## Written instruction
Identify every line in the records below that contains the word "title", and reproduce each one.

-- Records to use start --

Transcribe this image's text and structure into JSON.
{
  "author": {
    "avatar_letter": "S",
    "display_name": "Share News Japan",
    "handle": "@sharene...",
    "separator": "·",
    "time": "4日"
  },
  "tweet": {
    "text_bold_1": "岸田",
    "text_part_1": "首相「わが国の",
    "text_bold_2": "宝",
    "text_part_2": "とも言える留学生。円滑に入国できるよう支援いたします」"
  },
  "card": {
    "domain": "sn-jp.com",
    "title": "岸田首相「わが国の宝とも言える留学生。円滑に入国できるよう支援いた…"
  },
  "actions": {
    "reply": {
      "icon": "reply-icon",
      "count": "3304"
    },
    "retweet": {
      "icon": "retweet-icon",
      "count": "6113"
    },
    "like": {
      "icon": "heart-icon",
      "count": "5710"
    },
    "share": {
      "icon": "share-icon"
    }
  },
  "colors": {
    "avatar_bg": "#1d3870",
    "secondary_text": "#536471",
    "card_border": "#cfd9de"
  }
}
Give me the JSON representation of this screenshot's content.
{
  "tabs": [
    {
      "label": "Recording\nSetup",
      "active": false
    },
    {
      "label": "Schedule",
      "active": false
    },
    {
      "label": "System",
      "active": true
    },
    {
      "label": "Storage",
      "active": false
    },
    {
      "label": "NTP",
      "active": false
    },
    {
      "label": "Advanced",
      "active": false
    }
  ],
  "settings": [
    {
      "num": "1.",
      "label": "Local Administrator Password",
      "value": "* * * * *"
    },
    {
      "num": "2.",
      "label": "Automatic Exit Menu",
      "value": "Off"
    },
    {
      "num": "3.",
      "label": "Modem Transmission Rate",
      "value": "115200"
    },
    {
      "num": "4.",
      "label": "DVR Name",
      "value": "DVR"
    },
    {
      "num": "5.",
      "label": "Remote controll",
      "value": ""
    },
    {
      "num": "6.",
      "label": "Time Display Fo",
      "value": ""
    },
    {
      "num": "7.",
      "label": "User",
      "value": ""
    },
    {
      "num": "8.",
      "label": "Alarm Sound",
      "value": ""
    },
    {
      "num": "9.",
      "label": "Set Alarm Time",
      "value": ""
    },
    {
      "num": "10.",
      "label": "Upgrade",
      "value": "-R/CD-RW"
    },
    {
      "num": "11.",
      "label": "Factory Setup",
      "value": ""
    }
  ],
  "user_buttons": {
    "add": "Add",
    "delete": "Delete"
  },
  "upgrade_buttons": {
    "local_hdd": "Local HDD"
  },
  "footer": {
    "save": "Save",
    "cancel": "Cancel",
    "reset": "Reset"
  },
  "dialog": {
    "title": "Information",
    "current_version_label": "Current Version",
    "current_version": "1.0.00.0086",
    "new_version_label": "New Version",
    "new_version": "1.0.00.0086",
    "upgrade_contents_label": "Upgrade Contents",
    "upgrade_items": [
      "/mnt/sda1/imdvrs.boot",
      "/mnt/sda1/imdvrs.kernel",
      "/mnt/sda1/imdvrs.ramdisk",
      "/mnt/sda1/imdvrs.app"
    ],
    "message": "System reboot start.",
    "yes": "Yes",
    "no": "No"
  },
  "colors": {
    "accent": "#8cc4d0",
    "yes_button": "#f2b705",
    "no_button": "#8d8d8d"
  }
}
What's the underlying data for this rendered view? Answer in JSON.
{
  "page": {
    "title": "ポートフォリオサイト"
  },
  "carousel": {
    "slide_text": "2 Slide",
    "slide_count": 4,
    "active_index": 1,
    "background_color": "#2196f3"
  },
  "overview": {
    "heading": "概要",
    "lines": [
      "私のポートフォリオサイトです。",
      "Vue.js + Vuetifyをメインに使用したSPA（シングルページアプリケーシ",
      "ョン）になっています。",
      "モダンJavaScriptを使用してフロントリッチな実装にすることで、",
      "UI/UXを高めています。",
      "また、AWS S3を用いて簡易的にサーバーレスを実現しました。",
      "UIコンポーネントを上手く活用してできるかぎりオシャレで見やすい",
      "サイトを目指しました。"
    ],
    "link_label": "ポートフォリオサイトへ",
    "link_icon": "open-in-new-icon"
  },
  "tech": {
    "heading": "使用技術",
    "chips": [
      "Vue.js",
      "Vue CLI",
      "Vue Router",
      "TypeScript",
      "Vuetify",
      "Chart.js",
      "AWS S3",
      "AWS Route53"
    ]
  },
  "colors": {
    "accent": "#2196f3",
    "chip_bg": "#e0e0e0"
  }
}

-- Records to use end --

## Problem solution
    "title": "岸田首相「わが国の宝とも言える留学生。円滑に入国できるよう支援いた…"
    "title": "Information",
    "title": "ポートフォリオサイト"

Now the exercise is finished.